## THE EXERCISE
Please write out the material that follows, exactly as it stands.

## EXTRACTED MATERIAL
★ ★ ★

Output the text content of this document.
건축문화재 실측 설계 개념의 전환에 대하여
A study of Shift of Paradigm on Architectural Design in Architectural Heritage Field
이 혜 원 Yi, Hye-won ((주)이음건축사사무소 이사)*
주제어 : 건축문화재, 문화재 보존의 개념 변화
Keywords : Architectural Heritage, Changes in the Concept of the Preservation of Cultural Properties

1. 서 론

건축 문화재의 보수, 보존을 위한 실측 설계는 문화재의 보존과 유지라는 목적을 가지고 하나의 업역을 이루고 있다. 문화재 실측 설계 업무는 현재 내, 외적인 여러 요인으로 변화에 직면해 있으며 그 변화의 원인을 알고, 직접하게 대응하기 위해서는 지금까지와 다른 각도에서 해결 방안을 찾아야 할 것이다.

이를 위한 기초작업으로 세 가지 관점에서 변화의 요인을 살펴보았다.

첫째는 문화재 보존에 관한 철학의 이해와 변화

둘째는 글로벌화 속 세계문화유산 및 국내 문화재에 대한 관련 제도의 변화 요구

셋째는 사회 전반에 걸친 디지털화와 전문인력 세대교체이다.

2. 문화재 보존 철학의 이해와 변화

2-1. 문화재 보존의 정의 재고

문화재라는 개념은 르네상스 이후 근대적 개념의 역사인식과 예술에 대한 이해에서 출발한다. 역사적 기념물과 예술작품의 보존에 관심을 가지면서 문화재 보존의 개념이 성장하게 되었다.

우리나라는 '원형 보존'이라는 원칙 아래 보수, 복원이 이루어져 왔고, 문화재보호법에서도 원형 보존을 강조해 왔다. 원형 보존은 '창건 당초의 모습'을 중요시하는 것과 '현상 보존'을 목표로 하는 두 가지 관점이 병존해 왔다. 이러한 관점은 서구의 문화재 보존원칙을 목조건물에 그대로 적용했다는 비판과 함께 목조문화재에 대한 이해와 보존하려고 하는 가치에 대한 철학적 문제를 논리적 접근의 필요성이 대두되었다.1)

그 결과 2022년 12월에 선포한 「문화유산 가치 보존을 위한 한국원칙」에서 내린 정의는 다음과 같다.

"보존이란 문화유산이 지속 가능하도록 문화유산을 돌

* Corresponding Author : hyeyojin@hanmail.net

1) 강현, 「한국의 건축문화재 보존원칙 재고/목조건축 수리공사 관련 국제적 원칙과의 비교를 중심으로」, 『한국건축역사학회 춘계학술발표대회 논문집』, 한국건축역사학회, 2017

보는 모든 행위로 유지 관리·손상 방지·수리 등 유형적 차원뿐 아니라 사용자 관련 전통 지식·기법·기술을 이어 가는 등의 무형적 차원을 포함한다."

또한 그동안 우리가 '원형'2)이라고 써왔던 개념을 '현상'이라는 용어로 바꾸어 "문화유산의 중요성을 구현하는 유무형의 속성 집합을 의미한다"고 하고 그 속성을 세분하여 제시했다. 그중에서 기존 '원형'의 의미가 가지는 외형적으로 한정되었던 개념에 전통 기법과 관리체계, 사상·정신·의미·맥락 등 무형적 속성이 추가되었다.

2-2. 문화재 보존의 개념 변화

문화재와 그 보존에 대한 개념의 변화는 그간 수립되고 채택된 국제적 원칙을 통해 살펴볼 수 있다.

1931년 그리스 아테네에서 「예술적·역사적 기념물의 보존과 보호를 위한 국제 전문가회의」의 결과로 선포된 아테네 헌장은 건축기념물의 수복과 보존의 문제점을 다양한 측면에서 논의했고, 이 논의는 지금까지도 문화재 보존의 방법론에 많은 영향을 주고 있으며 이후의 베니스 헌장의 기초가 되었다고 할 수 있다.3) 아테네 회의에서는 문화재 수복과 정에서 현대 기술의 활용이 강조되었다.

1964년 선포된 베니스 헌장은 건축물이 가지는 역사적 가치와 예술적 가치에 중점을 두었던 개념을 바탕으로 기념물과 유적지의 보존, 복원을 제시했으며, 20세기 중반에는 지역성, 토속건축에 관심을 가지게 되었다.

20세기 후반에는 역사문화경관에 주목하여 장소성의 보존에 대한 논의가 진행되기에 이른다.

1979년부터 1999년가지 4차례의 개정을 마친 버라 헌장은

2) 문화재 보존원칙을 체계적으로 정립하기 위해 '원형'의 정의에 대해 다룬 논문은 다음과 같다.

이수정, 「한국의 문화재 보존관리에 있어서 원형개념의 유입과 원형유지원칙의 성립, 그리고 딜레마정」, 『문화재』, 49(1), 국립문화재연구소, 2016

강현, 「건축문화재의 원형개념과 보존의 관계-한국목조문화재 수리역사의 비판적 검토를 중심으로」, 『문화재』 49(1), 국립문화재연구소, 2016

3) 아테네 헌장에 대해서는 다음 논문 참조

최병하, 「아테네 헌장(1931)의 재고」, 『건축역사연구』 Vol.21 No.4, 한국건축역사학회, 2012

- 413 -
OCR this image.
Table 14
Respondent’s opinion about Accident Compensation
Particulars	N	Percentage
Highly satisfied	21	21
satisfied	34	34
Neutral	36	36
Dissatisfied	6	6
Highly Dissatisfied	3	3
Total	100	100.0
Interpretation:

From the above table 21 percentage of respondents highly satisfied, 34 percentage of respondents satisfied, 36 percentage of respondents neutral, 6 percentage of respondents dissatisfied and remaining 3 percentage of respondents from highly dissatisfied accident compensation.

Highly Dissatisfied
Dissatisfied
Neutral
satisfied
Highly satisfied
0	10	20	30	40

★ ★ ★

## COMPLETE ANSWER
Output the text content of this document.
건축문화재 실측 설계 개념의 전환에 대하여
A study of Shift of Paradigm on Architectural Design in Architectural Heritage Field
이 혜 원 Yi, Hye-won ((주)이음건축사사무소 이사)*
주제어 : 건축문화재, 문화재 보존의 개념 변화
Keywords : Architectural Heritage, Changes in the Concept of the Preservation of Cultural Properties

1. 서 론

건축 문화재의 보수, 보존을 위한 실측 설계는 문화재의 보존과 유지라는 목적을 가지고 하나의 업역을 이루고 있다. 문화재 실측 설계 업무는 현재 내, 외적인 여러 요인으로 변화에 직면해 있으며 그 변화의 원인을 알고, 직접하게 대응하기 위해서는 지금까지와 다른 각도에서 해결 방안을 찾아야 할 것이다.

이를 위한 기초작업으로 세 가지 관점에서 변화의 요인을 살펴보았다.

첫째는 문화재 보존에 관한 철학의 이해와 변화

둘째는 글로벌화 속 세계문화유산 및 국내 문화재에 대한 관련 제도의 변화 요구

셋째는 사회 전반에 걸친 디지털화와 전문인력 세대교체이다.

2. 문화재 보존 철학의 이해와 변화

2-1. 문화재 보존의 정의 재고

문화재라는 개념은 르네상스 이후 근대적 개념의 역사인식과 예술에 대한 이해에서 출발한다. 역사적 기념물과 예술작품의 보존에 관심을 가지면서 문화재 보존의 개념이 성장하게 되었다.

우리나라는 '원형 보존'이라는 원칙 아래 보수, 복원이 이루어져 왔고, 문화재보호법에서도 원형 보존을 강조해 왔다. 원형 보존은 '창건 당초의 모습'을 중요시하는 것과 '현상 보존'을 목표로 하는 두 가지 관점이 병존해 왔다. 이러한 관점은 서구의 문화재 보존원칙을 목조건물에 그대로 적용했다는 비판과 함께 목조문화재에 대한 이해와 보존하려고 하는 가치에 대한 철학적 문제를 논리적 접근의 필요성이 대두되었다.1)

그 결과 2022년 12월에 선포한 「문화유산 가치 보존을 위한 한국원칙」에서 내린 정의는 다음과 같다.

"보존이란 문화유산이 지속 가능하도록 문화유산을 돌

* Corresponding Author : hyeyojin@hanmail.net

1) 강현, 「한국의 건축문화재 보존원칙 재고/목조건축 수리공사 관련 국제적 원칙과의 비교를 중심으로」, 『한국건축역사학회 춘계학술발표대회 논문집』, 한국건축역사학회, 2017

보는 모든 행위로 유지 관리·손상 방지·수리 등 유형적 차원뿐 아니라 사용자 관련 전통 지식·기법·기술을 이어 가는 등의 무형적 차원을 포함한다."

또한 그동안 우리가 '원형'2)이라고 써왔던 개념을 '현상'이라는 용어로 바꾸어 "문화유산의 중요성을 구현하는 유무형의 속성 집합을 의미한다"고 하고 그 속성을 세분하여 제시했다. 그중에서 기존 '원형'의 의미가 가지는 외형적으로 한정되었던 개념에 전통 기법과 관리체계, 사상·정신·의미·맥락 등 무형적 속성이 추가되었다.

2-2. 문화재 보존의 개념 변화

문화재와 그 보존에 대한 개념의 변화는 그간 수립되고 채택된 국제적 원칙을 통해 살펴볼 수 있다.

1931년 그리스 아테네에서 「예술적·역사적 기념물의 보존과 보호를 위한 국제 전문가회의」의 결과로 선포된 아테네 헌장은 건축기념물의 수복과 보존의 문제점을 다양한 측면에서 논의했고, 이 논의는 지금까지도 문화재 보존의 방법론에 많은 영향을 주고 있으며 이후의 베니스 헌장의 기초가 되었다고 할 수 있다.3) 아테네 회의에서는 문화재 수복과 정에서 현대 기술의 활용이 강조되었다.

1964년 선포된 베니스 헌장은 건축물이 가지는 역사적 가치와 예술적 가치에 중점을 두었던 개념을 바탕으로 기념물과 유적지의 보존, 복원을 제시했으며, 20세기 중반에는 지역성, 토속건축에 관심을 가지게 되었다.

20세기 후반에는 역사문화경관에 주목하여 장소성의 보존에 대한 논의가 진행되기에 이른다.

1979년부터 1999년가지 4차례의 개정을 마친 버라 헌장은

2) 문화재 보존원칙을 체계적으로 정립하기 위해 '원형'의 정의에 대해 다룬 논문은 다음과 같다.

이수정, 「한국의 문화재 보존관리에 있어서 원형개념의 유입과 원형유지원칙의 성립, 그리고 딜레마정」, 『문화재』, 49(1), 국립문화재연구소, 2016

강현, 「건축문화재의 원형개념과 보존의 관계-한국목조문화재 수리역사의 비판적 검토를 중심으로」, 『문화재』 49(1), 국립문화재연구소, 2016

3) 아테네 헌장에 대해서는 다음 논문 참조

최병하, 「아테네 헌장(1931)의 재고」, 『건축역사연구』 Vol.21 No.4, 한국건축역사학회, 2012

- 413 -
OCR this image.
Table 14
Respondent’s opinion about Accident Compensation
Particulars	N	Percentage
Highly satisfied	21	21
satisfied	34	34
Neutral	36	36
Dissatisfied	6	6
Highly Dissatisfied	3	3
Total	100	100.0
Interpretation:

From the above table 21 percentage of respondents highly satisfied, 34 percentage of respondents satisfied, 36 percentage of respondents neutral, 6 percentage of respondents dissatisfied and remaining 3 percentage of respondents from highly dissatisfied accident compensation.

Highly Dissatisfied
Dissatisfied
Neutral
satisfied
Highly satisfied
0	10	20	30	40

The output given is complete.